### Task goal
Write out the whole listing, matching it exactly.
━━━━━ Input for this task
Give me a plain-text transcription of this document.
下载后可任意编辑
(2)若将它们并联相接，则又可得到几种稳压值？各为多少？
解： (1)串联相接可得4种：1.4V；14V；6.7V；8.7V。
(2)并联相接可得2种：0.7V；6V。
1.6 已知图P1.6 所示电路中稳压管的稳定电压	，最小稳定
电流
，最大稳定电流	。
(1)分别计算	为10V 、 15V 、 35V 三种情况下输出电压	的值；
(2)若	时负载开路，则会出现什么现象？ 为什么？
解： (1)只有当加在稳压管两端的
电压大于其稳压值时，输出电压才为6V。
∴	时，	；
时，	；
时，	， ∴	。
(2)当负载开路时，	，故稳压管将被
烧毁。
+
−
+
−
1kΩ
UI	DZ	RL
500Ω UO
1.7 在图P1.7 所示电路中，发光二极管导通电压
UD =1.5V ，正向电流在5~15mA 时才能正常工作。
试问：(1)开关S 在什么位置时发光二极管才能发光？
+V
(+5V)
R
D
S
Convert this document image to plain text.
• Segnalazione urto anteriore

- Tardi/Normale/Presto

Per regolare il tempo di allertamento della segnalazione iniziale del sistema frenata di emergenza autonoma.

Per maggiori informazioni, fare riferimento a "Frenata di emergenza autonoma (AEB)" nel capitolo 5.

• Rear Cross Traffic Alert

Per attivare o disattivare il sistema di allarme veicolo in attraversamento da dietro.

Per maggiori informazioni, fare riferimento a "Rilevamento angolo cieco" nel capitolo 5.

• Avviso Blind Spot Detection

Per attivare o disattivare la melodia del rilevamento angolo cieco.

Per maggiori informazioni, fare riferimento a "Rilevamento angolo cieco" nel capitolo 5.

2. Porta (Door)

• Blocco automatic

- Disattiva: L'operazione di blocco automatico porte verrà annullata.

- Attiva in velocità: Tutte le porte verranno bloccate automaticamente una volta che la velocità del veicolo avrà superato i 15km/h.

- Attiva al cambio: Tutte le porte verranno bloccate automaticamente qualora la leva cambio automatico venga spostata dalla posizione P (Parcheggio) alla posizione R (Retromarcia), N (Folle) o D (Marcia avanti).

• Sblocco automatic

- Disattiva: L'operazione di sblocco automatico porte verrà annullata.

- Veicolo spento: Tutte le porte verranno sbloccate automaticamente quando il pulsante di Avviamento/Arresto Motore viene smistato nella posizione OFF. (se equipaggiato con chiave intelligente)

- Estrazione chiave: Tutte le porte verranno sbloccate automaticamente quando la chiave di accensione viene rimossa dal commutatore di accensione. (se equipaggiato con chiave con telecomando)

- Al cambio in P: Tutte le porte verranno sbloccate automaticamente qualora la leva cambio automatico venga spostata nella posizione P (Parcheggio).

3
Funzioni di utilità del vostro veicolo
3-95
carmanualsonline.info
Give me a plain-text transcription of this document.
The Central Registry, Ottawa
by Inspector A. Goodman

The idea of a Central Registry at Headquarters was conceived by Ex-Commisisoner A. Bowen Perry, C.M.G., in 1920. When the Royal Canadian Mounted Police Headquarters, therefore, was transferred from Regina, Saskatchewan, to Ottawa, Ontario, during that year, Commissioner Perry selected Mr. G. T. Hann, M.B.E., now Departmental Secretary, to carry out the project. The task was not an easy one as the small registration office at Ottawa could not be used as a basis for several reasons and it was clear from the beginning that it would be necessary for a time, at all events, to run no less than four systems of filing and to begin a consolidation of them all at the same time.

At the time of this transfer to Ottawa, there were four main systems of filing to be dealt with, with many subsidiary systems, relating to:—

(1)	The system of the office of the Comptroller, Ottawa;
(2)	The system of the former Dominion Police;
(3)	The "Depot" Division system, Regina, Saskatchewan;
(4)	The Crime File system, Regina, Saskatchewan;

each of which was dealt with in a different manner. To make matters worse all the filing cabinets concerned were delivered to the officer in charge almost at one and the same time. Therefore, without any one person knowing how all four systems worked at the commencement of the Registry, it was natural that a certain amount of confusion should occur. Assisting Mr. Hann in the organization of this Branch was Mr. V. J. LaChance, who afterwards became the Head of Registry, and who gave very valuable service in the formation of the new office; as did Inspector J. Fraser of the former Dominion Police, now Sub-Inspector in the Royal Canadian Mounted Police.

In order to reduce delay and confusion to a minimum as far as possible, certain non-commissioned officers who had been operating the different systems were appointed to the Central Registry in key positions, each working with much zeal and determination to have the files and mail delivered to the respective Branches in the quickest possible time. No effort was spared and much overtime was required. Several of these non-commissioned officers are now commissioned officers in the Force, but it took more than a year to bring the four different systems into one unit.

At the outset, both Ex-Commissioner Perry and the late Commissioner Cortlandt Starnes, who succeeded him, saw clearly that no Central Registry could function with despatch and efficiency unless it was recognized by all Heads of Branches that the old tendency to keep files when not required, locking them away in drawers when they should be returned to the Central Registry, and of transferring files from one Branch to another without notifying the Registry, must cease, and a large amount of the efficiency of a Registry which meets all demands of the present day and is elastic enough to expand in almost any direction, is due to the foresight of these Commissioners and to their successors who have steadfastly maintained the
━━━━━━━━━━
### Finished exercise
Give me a plain-text transcription of this document.
下载后可任意编辑
(2)若将它们并联相接，则又可得到几种稳压值？各为多少？
解： (1)串联相接可得4种：1.4V；14V；6.7V；8.7V。
(2)并联相接可得2种：0.7V；6V。
1.6 已知图P1.6 所示电路中稳压管的稳定电压	，最小稳定
电流
，最大稳定电流	。
(1)分别计算	为10V 、 15V 、 35V 三种情况下输出电压	的值；
(2)若	时负载开路，则会出现什么现象？ 为什么？
解： (1)只有当加在稳压管两端的
电压大于其稳压值时，输出电压才为6V。
∴	时，	；
时，	；
时，	， ∴	。
(2)当负载开路时，	，故稳压管将被
烧毁。
+
−
+
−
1kΩ
UI	DZ	RL
500Ω UO
1.7 在图P1.7 所示电路中，发光二极管导通电压
UD =1.5V ，正向电流在5~15mA 时才能正常工作。
试问：(1)开关S 在什么位置时发光二极管才能发光？
+V
(+5V)
R
D
S
Convert this document image to plain text.
• Segnalazione urto anteriore

- Tardi/Normale/Presto

Per regolare il tempo di allertamento della segnalazione iniziale del sistema frenata di emergenza autonoma.

Per maggiori informazioni, fare riferimento a "Frenata di emergenza autonoma (AEB)" nel capitolo 5.

• Rear Cross Traffic Alert

Per attivare o disattivare il sistema di allarme veicolo in attraversamento da dietro.

Per maggiori informazioni, fare riferimento a "Rilevamento angolo cieco" nel capitolo 5.

• Avviso Blind Spot Detection

Per attivare o disattivare la melodia del rilevamento angolo cieco.

Per maggiori informazioni, fare riferimento a "Rilevamento angolo cieco" nel capitolo 5.

2. Porta (Door)

• Blocco automatic

- Disattiva: L'operazione di blocco automatico porte verrà annullata.

- Attiva in velocità: Tutte le porte verranno bloccate automaticamente una volta che la velocità del veicolo avrà superato i 15km/h.

- Attiva al cambio: Tutte le porte verranno bloccate automaticamente qualora la leva cambio automatico venga spostata dalla posizione P (Parcheggio) alla posizione R (Retromarcia), N (Folle) o D (Marcia avanti).

• Sblocco automatic

- Disattiva: L'operazione di sblocco automatico porte verrà annullata.

- Veicolo spento: Tutte le porte verranno sbloccate automaticamente quando il pulsante di Avviamento/Arresto Motore viene smistato nella posizione OFF. (se equipaggiato con chiave intelligente)

- Estrazione chiave: Tutte le porte verranno sbloccate automaticamente quando la chiave di accensione viene rimossa dal commutatore di accensione. (se equipaggiato con chiave con telecomando)

- Al cambio in P: Tutte le porte verranno sbloccate automaticamente qualora la leva cambio automatico venga spostata nella posizione P (Parcheggio).

3
Funzioni di utilità del vostro veicolo
3-95
carmanualsonline.info
Give me a plain-text transcription of this document.
The Central Registry, Ottawa
by Inspector A. Goodman

The idea of a Central Registry at Headquarters was conceived by Ex-Commisisoner A. Bowen Perry, C.M.G., in 1920. When the Royal Canadian Mounted Police Headquarters, therefore, was transferred from Regina, Saskatchewan, to Ottawa, Ontario, during that year, Commissioner Perry selected Mr. G. T. Hann, M.B.E., now Departmental Secretary, to carry out the project. The task was not an easy one as the small registration office at Ottawa could not be used as a basis for several reasons and it was clear from the beginning that it would be necessary for a time, at all events, to run no less than four systems of filing and to begin a consolidation of them all at the same time.

At the time of this transfer to Ottawa, there were four main systems of filing to be dealt with, with many subsidiary systems, relating to:—

(1)	The system of the office of the Comptroller, Ottawa;
(2)	The system of the former Dominion Police;
(3)	The "Depot" Division system, Regina, Saskatchewan;
(4)	The Crime File system, Regina, Saskatchewan;

each of which was dealt with in a different manner. To make matters worse all the filing cabinets concerned were delivered to the officer in charge almost at one and the same time. Therefore, without any one person knowing how all four systems worked at the commencement of the Registry, it was natural that a certain amount of confusion should occur. Assisting Mr. Hann in the organization of this Branch was Mr. V. J. LaChance, who afterwards became the Head of Registry, and who gave very valuable service in the formation of the new office; as did Inspector J. Fraser of the former Dominion Police, now Sub-Inspector in the Royal Canadian Mounted Police.

In order to reduce delay and confusion to a minimum as far as possible, certain non-commissioned officers who had been operating the different systems were appointed to the Central Registry in key positions, each working with much zeal and determination to have the files and mail delivered to the respective Branches in the quickest possible time. No effort was spared and much overtime was required. Several of these non-commissioned officers are now commissioned officers in the Force, but it took more than a year to bring the four different systems into one unit.

At the outset, both Ex-Commissioner Perry and the late Commissioner Cortlandt Starnes, who succeeded him, saw clearly that no Central Registry could function with despatch and efficiency unless it was recognized by all Heads of Branches that the old tendency to keep files when not required, locking them away in drawers when they should be returned to the Central Registry, and of transferring files from one Branch to another without notifying the Registry, must cease, and a large amount of the efficiency of a Registry which meets all demands of the present day and is elastic enough to expand in almost any direction, is due to the foresight of these Commissioners and to their successors who have steadfastly maintained the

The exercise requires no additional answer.